-- Begin --

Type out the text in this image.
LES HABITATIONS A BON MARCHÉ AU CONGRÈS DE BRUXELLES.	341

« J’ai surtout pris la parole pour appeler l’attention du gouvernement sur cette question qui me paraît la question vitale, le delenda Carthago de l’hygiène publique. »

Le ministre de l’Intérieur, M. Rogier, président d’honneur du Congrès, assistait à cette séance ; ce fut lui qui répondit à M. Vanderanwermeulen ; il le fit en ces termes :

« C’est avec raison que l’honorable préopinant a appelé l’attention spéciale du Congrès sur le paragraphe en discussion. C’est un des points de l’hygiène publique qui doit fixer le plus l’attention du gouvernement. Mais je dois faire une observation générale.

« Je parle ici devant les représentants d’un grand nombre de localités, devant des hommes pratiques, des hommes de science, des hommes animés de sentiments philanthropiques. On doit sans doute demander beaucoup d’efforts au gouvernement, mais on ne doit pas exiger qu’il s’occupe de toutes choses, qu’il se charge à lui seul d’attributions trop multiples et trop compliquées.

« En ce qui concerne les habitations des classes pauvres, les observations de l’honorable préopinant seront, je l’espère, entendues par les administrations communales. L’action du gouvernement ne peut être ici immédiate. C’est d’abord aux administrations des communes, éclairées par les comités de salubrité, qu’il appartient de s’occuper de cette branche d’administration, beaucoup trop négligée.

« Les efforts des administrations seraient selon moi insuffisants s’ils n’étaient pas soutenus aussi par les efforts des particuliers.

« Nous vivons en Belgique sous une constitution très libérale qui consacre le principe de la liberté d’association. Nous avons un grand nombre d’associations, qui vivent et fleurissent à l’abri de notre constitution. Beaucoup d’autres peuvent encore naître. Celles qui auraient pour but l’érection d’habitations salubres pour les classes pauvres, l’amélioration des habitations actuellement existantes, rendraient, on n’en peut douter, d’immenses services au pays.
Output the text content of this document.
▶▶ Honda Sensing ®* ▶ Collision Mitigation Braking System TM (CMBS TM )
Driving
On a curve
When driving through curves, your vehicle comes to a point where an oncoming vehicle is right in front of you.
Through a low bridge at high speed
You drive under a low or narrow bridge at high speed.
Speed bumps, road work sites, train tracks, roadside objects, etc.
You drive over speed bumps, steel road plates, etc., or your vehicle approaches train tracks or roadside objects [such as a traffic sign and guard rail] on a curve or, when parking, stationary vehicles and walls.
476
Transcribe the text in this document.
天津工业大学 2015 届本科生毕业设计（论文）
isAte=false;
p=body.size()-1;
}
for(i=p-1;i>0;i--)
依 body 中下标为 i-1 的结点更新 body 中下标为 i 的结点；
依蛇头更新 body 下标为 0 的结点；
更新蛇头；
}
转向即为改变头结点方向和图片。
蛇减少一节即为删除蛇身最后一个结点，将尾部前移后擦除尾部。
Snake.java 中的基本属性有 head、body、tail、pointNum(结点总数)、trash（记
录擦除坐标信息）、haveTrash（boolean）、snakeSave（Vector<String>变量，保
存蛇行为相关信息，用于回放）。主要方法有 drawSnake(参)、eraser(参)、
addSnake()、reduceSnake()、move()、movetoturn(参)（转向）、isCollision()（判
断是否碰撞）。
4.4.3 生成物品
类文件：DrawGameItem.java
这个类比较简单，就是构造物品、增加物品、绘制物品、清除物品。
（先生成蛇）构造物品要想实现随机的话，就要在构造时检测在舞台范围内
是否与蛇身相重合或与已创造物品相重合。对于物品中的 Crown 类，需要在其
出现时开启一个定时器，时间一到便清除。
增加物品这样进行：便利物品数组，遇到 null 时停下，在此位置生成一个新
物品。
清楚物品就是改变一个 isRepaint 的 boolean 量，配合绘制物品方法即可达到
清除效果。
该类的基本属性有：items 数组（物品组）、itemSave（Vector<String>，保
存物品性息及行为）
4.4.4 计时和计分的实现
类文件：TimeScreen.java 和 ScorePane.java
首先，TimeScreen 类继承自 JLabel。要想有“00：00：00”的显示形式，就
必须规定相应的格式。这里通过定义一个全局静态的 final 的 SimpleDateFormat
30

-- End --

Given problem »
Repeat the records above exactly, leaving none out.

Result for this exercise »
Type out the text in this image.
LES HABITATIONS A BON MARCHÉ AU CONGRÈS DE BRUXELLES.	341

« J’ai surtout pris la parole pour appeler l’attention du gouvernement sur cette question qui me paraît la question vitale, le delenda Carthago de l’hygiène publique. »

Le ministre de l’Intérieur, M. Rogier, président d’honneur du Congrès, assistait à cette séance ; ce fut lui qui répondit à M. Vanderanwermeulen ; il le fit en ces termes :

« C’est avec raison que l’honorable préopinant a appelé l’attention spéciale du Congrès sur le paragraphe en discussion. C’est un des points de l’hygiène publique qui doit fixer le plus l’attention du gouvernement. Mais je dois faire une observation générale.

« Je parle ici devant les représentants d’un grand nombre de localités, devant des hommes pratiques, des hommes de science, des hommes animés de sentiments philanthropiques. On doit sans doute demander beaucoup d’efforts au gouvernement, mais on ne doit pas exiger qu’il s’occupe de toutes choses, qu’il se charge à lui seul d’attributions trop multiples et trop compliquées.

« En ce qui concerne les habitations des classes pauvres, les observations de l’honorable préopinant seront, je l’espère, entendues par les administrations communales. L’action du gouvernement ne peut être ici immédiate. C’est d’abord aux administrations des communes, éclairées par les comités de salubrité, qu’il appartient de s’occuper de cette branche d’administration, beaucoup trop négligée.

« Les efforts des administrations seraient selon moi insuffisants s’ils n’étaient pas soutenus aussi par les efforts des particuliers.

« Nous vivons en Belgique sous une constitution très libérale qui consacre le principe de la liberté d’association. Nous avons un grand nombre d’associations, qui vivent et fleurissent à l’abri de notre constitution. Beaucoup d’autres peuvent encore naître. Celles qui auraient pour but l’érection d’habitations salubres pour les classes pauvres, l’amélioration des habitations actuellement existantes, rendraient, on n’en peut douter, d’immenses services au pays.
Output the text content of this document.
▶▶ Honda Sensing ®* ▶ Collision Mitigation Braking System TM (CMBS TM )
Driving
On a curve
When driving through curves, your vehicle comes to a point where an oncoming vehicle is right in front of you.
Through a low bridge at high speed
You drive under a low or narrow bridge at high speed.
Speed bumps, road work sites, train tracks, roadside objects, etc.
You drive over speed bumps, steel road plates, etc., or your vehicle approaches train tracks or roadside objects [such as a traffic sign and guard rail] on a curve or, when parking, stationary vehicles and walls.
476
Transcribe the text in this document.
天津工业大学 2015 届本科生毕业设计（论文）
isAte=false;
p=body.size()-1;
}
for(i=p-1;i>0;i--)
依 body 中下标为 i-1 的结点更新 body 中下标为 i 的结点；
依蛇头更新 body 下标为 0 的结点；
更新蛇头；
}
转向即为改变头结点方向和图片。
蛇减少一节即为删除蛇身最后一个结点，将尾部前移后擦除尾部。
Snake.java 中的基本属性有 head、body、tail、pointNum(结点总数)、trash（记
录擦除坐标信息）、haveTrash（boolean）、snakeSave（Vector<String>变量，保
存蛇行为相关信息，用于回放）。主要方法有 drawSnake(参)、eraser(参)、
addSnake()、reduceSnake()、move()、movetoturn(参)（转向）、isCollision()（判
断是否碰撞）。
4.4.3 生成物品
类文件：DrawGameItem.java
这个类比较简单，就是构造物品、增加物品、绘制物品、清除物品。
（先生成蛇）构造物品要想实现随机的话，就要在构造时检测在舞台范围内
是否与蛇身相重合或与已创造物品相重合。对于物品中的 Crown 类，需要在其
出现时开启一个定时器，时间一到便清除。
增加物品这样进行：便利物品数组，遇到 null 时停下，在此位置生成一个新
物品。
清楚物品就是改变一个 isRepaint 的 boolean 量，配合绘制物品方法即可达到
清除效果。
该类的基本属性有：items 数组（物品组）、itemSave（Vector<String>，保
存物品性息及行为）
4.4.4 计时和计分的实现
类文件：TimeScreen.java 和 ScorePane.java
首先，TimeScreen 类继承自 JLabel。要想有“00：00：00”的显示形式，就
必须规定相应的格式。这里通过定义一个全局静态的 final 的 SimpleDateFormat
30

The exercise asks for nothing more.